STATED GOAL: Return the text of every item below word for word, omitting the pictures.

DATA SUPPLIED:

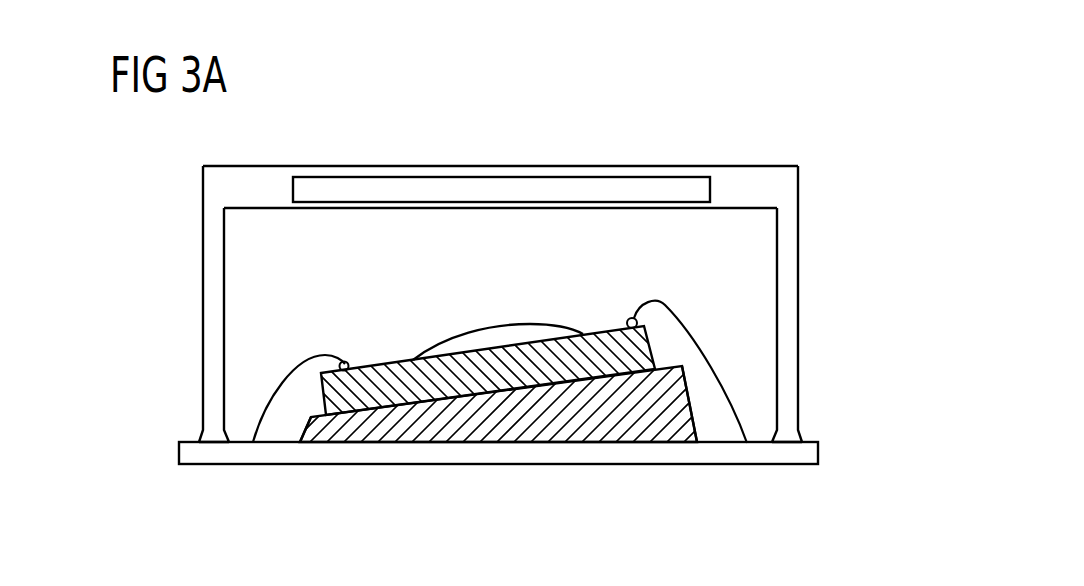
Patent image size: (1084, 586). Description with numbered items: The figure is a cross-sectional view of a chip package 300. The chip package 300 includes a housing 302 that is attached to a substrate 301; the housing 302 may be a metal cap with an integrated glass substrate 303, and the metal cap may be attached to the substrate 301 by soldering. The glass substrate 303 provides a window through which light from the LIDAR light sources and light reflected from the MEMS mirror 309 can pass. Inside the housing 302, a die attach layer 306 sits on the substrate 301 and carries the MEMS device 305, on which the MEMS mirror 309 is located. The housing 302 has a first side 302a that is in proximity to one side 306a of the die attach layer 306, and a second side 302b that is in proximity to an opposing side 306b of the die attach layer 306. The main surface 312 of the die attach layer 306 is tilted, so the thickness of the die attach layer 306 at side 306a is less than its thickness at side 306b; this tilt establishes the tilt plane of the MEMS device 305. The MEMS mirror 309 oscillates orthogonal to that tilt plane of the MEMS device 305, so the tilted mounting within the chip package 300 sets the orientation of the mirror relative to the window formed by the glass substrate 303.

The chip package 300 is at (781, 135).
The substrate 301 is at (820, 450).
The housing 302 is at (366, 166).
The first side of the housing 302a is at (203, 309).
The second side of the housing 302b is at (800, 308).
The glass substrate 303 is at (500, 177).
The MEMS device 305 is at (598, 330).
The die attach layer 306 is at (510, 425).
The side of the die attach layer 306a is at (300, 431).
The opposing side of the die attach layer 306b is at (704, 430).
The MEMS mirror 309 is at (492, 327).
The main surface of the die attach layer 312 is at (318, 413).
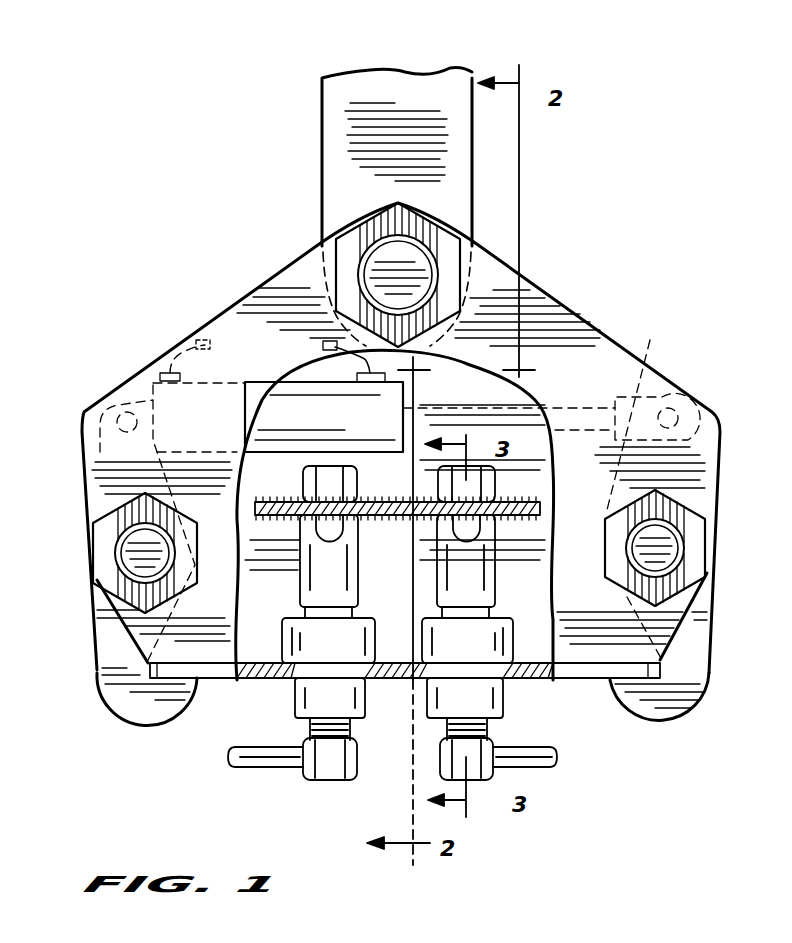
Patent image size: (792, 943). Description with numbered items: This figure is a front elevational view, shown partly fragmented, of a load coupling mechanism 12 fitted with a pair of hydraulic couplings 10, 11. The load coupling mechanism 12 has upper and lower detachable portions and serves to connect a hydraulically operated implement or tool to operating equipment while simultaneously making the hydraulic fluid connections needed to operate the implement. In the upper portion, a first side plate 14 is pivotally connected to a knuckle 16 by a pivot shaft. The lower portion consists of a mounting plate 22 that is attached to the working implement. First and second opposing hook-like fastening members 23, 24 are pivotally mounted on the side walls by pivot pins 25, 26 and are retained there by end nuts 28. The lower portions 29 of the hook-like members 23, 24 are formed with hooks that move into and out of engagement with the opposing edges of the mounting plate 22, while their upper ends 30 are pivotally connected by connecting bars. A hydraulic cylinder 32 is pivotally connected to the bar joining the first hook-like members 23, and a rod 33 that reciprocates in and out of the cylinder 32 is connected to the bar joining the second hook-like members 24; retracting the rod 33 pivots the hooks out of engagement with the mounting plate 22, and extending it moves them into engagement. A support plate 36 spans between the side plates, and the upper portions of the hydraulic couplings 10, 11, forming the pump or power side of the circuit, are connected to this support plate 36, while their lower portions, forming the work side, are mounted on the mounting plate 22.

The hydraulic coupling 10 is at (520, 610).
The hydraulic coupling 11 is at (298, 583).
The load coupling mechanism 12 is at (553, 282).
The first side plate 14 is at (298, 283).
The knuckle 16 is at (348, 138).
The mounting plate 22 is at (580, 678).
The first hook-like fastening member 23 is at (90, 660).
The second hook-like fastening member 24 is at (702, 642).
The pivot pin 25 is at (145, 553).
The pivot pin 26 is at (660, 550).
The end nut 28 is at (110, 527).
The lower portion of hook-like member 29 is at (143, 713).
The upper end of hook-like member 30 is at (78, 453).
The hydraulic cylinder 32 is at (280, 412).
The rod 33 is at (585, 405).
The support plate 36 is at (300, 518).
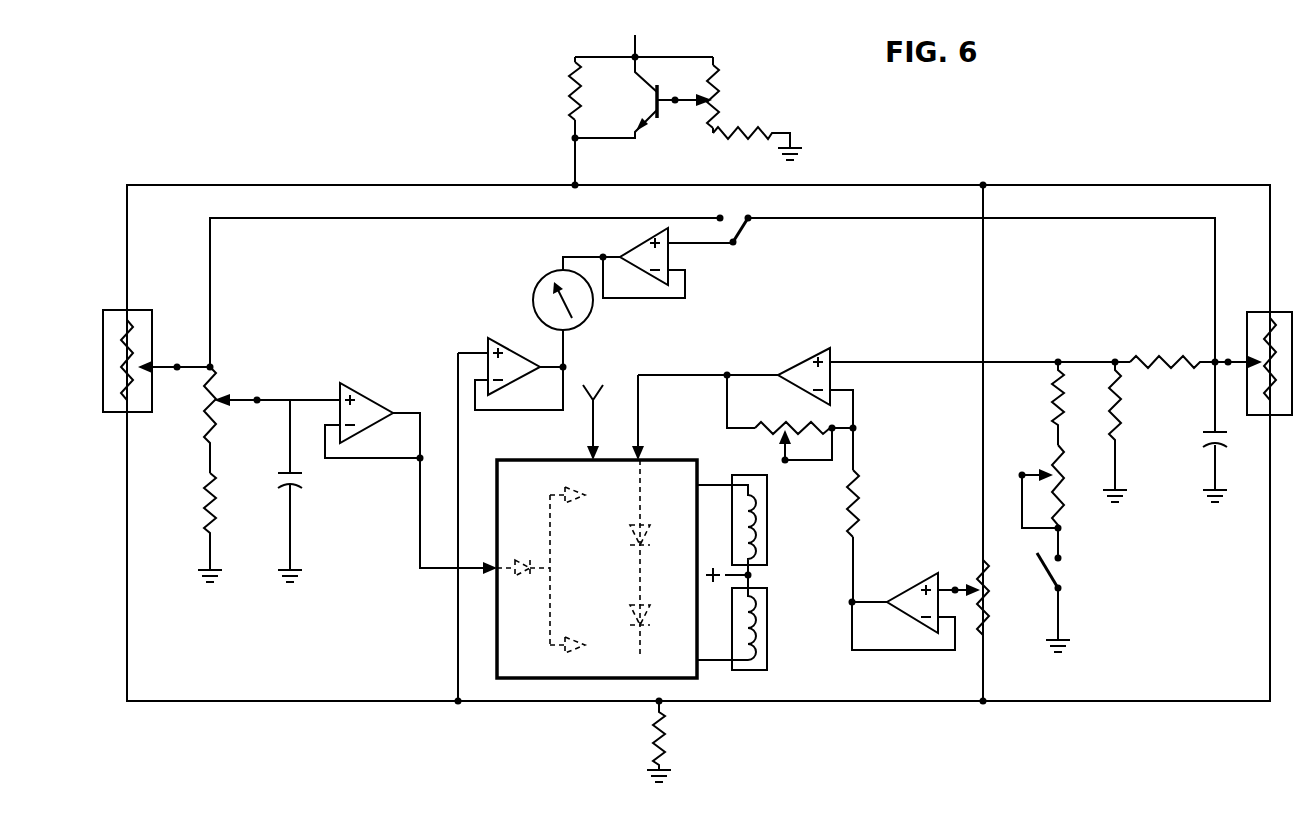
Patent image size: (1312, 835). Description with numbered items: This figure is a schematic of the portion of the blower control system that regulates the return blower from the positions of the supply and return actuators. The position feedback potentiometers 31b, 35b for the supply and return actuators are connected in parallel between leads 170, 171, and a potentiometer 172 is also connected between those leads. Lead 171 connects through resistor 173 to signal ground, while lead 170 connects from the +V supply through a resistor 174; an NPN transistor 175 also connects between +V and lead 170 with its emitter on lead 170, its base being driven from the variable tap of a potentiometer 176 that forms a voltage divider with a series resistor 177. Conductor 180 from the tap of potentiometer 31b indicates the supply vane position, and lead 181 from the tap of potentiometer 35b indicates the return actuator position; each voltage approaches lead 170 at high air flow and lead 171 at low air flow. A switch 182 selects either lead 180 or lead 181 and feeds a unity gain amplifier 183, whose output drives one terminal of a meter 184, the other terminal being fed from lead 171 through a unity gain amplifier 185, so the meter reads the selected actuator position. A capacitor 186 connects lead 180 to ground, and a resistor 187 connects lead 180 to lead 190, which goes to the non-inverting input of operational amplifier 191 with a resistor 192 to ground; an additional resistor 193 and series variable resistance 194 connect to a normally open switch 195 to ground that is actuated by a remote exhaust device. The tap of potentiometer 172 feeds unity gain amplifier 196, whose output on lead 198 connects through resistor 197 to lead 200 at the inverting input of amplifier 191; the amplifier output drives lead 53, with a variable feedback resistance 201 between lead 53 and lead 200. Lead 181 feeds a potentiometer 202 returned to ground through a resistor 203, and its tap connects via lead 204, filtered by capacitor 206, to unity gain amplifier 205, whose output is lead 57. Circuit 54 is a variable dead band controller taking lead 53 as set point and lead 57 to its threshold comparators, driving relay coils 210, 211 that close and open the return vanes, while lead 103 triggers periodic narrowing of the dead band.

The lead 170 is at (226, 185).
The lead 171 is at (458, 356).
The potentiometer 172 is at (992, 600).
The resistor 173 is at (664, 742).
The resistor 174 is at (568, 95).
The NPN transistor 175 is at (667, 122).
The potentiometer 176 is at (718, 86).
The resistor 177 is at (760, 128).
The conductor 180 is at (1213, 358).
The lead 181 is at (214, 366).
The switch 182 is at (750, 236).
The unity gain amplifier 183 is at (620, 253).
The meter 184 is at (540, 280).
The unity gain amplifier 185 is at (505, 345).
The capacitor 186 is at (1210, 430).
The resistor 187 is at (1150, 352).
The lead 190 is at (1003, 362).
The operational amplifier 191 is at (800, 358).
The resistor 192 is at (1120, 412).
The resistor 193 is at (1052, 400).
The variable resistance 194 is at (1060, 500).
The normally opened switch 195 is at (1042, 568).
The unity gain amplifier 196 is at (912, 590).
The resistor 197 is at (862, 505).
The lead 198 is at (853, 565).
The lead 200 is at (853, 413).
The variable feedback resistance 201 is at (780, 428).
The potentiometer 202 is at (205, 416).
The resistor 203 is at (205, 505).
The lead 204 is at (290, 400).
The unity gain amplifier 205 is at (372, 398).
The filtering capacitor 206 is at (284, 474).
The relay coil 210 is at (768, 545).
The relay coil 211 is at (768, 642).
The position feedback potentiometer 35b is at (152, 310).
The position feedback potentiometer 31b is at (1250, 318).
The lead 53 is at (638, 430).
The circuit 54 is at (527, 460).
The lead 57 is at (420, 523).
The lead 103 is at (593, 425).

EXERCISE RESPONSE:
Patent image size: (1084, 586). Description with numbered items: The figure is a cross-sectional view of a chip package 300. The chip package 300 includes a housing 302 that is attached to a substrate 301; the housing 302 may be a metal cap with an integrated glass substrate 303, and the metal cap may be attached to the substrate 301 by soldering. The glass substrate 303 provides a window through which light from the LIDAR light sources and light reflected from the MEMS mirror 309 can pass. Inside the housing 302, a die attach layer 306 sits on the substrate 301 and carries the MEMS device 305, on which the MEMS mirror 309 is located. The housing 302 has a first side 302a that is in proximity to one side 306a of the die attach layer 306, and a second side 302b that is in proximity to an opposing side 306b of the die attach layer 306. The main surface 312 of the die attach layer 306 is tilted, so the thickness of the die attach layer 306 at side 306a is less than its thickness at side 306b; this tilt establishes the tilt plane of the MEMS device 305. The MEMS mirror 309 oscillates orthogonal to that tilt plane of the MEMS device 305, so the tilted mounting within the chip package 300 sets the orientation of the mirror relative to the window formed by the glass substrate 303.

The chip package 300 is at (781, 135).
The substrate 301 is at (820, 450).
The housing 302 is at (366, 166).
The first side of the housing 302a is at (203, 309).
The second side of the housing 302b is at (800, 308).
The glass substrate 303 is at (500, 177).
The MEMS device 305 is at (598, 330).
The die attach layer 306 is at (510, 425).
The side of the die attach layer 306a is at (300, 431).
The opposing side of the die attach layer 306b is at (704, 430).
The MEMS mirror 309 is at (492, 327).
The main surface of the die attach layer 312 is at (318, 413).
Patent image size: (792, 943). Description with numbered items: This figure is a front elevational view, shown partly fragmented, of a load coupling mechanism 12 fitted with a pair of hydraulic couplings 10, 11. The load coupling mechanism 12 has upper and lower detachable portions and serves to connect a hydraulically operated implement or tool to operating equipment while simultaneously making the hydraulic fluid connections needed to operate the implement. In the upper portion, a first side plate 14 is pivotally connected to a knuckle 16 by a pivot shaft. The lower portion consists of a mounting plate 22 that is attached to the working implement. First and second opposing hook-like fastening members 23, 24 are pivotally mounted on the side walls by pivot pins 25, 26 and are retained there by end nuts 28. The lower portions 29 of the hook-like members 23, 24 are formed with hooks that move into and out of engagement with the opposing edges of the mounting plate 22, while their upper ends 30 are pivotally connected by connecting bars. A hydraulic cylinder 32 is pivotally connected to the bar joining the first hook-like members 23, and a rod 33 that reciprocates in and out of the cylinder 32 is connected to the bar joining the second hook-like members 24; retracting the rod 33 pivots the hooks out of engagement with the mounting plate 22, and extending it moves them into engagement. A support plate 36 spans between the side plates, and the upper portions of the hydraulic couplings 10, 11, forming the pump or power side of the circuit, are connected to this support plate 36, while their lower portions, forming the work side, are mounted on the mounting plate 22.

The hydraulic coupling 10 is at (520, 610).
The hydraulic coupling 11 is at (298, 583).
The load coupling mechanism 12 is at (553, 282).
The first side plate 14 is at (298, 283).
The knuckle 16 is at (348, 138).
The mounting plate 22 is at (580, 678).
The first hook-like fastening member 23 is at (90, 660).
The second hook-like fastening member 24 is at (702, 642).
The pivot pin 25 is at (145, 553).
The pivot pin 26 is at (660, 550).
The end nut 28 is at (110, 527).
The lower portion of hook-like member 29 is at (143, 713).
The upper end of hook-like member 30 is at (78, 453).
The hydraulic cylinder 32 is at (280, 412).
The rod 33 is at (585, 405).
The support plate 36 is at (300, 518).
Patent image size: (1312, 835). Description with numbered items: This figure is a schematic of the portion of the blower control system that regulates the return blower from the positions of the supply and return actuators. The position feedback potentiometers 31b, 35b for the supply and return actuators are connected in parallel between leads 170, 171, and a potentiometer 172 is also connected between those leads. Lead 171 connects through resistor 173 to signal ground, while lead 170 connects from the +V supply through a resistor 174; an NPN transistor 175 also connects between +V and lead 170 with its emitter on lead 170, its base being driven from the variable tap of a potentiometer 176 that forms a voltage divider with a series resistor 177. Conductor 180 from the tap of potentiometer 31b indicates the supply vane position, and lead 181 from the tap of potentiometer 35b indicates the return actuator position; each voltage approaches lead 170 at high air flow and lead 171 at low air flow. A switch 182 selects either lead 180 or lead 181 and feeds a unity gain amplifier 183, whose output drives one terminal of a meter 184, the other terminal being fed from lead 171 through a unity gain amplifier 185, so the meter reads the selected actuator position. A capacitor 186 connects lead 180 to ground, and a resistor 187 connects lead 180 to lead 190, which goes to the non-inverting input of operational amplifier 191 with a resistor 192 to ground; an additional resistor 193 and series variable resistance 194 connect to a normally open switch 195 to ground that is actuated by a remote exhaust device. The tap of potentiometer 172 feeds unity gain amplifier 196, whose output on lead 198 connects through resistor 197 to lead 200 at the inverting input of amplifier 191; the amplifier output drives lead 53, with a variable feedback resistance 201 between lead 53 and lead 200. Lead 181 feeds a potentiometer 202 returned to ground through a resistor 203, and its tap connects via lead 204, filtered by capacitor 206, to unity gain amplifier 205, whose output is lead 57. Circuit 54 is a variable dead band controller taking lead 53 as set point and lead 57 to its threshold comparators, driving relay coils 210, 211 that close and open the return vanes, while lead 103 triggers periodic narrowing of the dead band.

The lead 170 is at (226, 185).
The lead 171 is at (458, 356).
The potentiometer 172 is at (992, 600).
The resistor 173 is at (664, 742).
The resistor 174 is at (568, 95).
The NPN transistor 175 is at (667, 122).
The potentiometer 176 is at (718, 86).
The resistor 177 is at (760, 128).
The conductor 180 is at (1213, 358).
The lead 181 is at (214, 366).
The switch 182 is at (750, 236).
The unity gain amplifier 183 is at (620, 253).
The meter 184 is at (540, 280).
The unity gain amplifier 185 is at (505, 345).
The capacitor 186 is at (1210, 430).
The resistor 187 is at (1150, 352).
The lead 190 is at (1003, 362).
The operational amplifier 191 is at (800, 358).
The resistor 192 is at (1120, 412).
The resistor 193 is at (1052, 400).
The variable resistance 194 is at (1060, 500).
The normally opened switch 195 is at (1042, 568).
The unity gain amplifier 196 is at (912, 590).
The resistor 197 is at (862, 505).
The lead 198 is at (853, 565).
The lead 200 is at (853, 413).
The variable feedback resistance 201 is at (780, 428).
The potentiometer 202 is at (205, 416).
The resistor 203 is at (205, 505).
The lead 204 is at (290, 400).
The unity gain amplifier 205 is at (372, 398).
The filtering capacitor 206 is at (284, 474).
The relay coil 210 is at (768, 545).
The relay coil 211 is at (768, 642).
The position feedback potentiometer 35b is at (152, 310).
The position feedback potentiometer 31b is at (1250, 318).
The lead 53 is at (638, 430).
The circuit 54 is at (527, 460).
The lead 57 is at (420, 523).
The lead 103 is at (593, 425).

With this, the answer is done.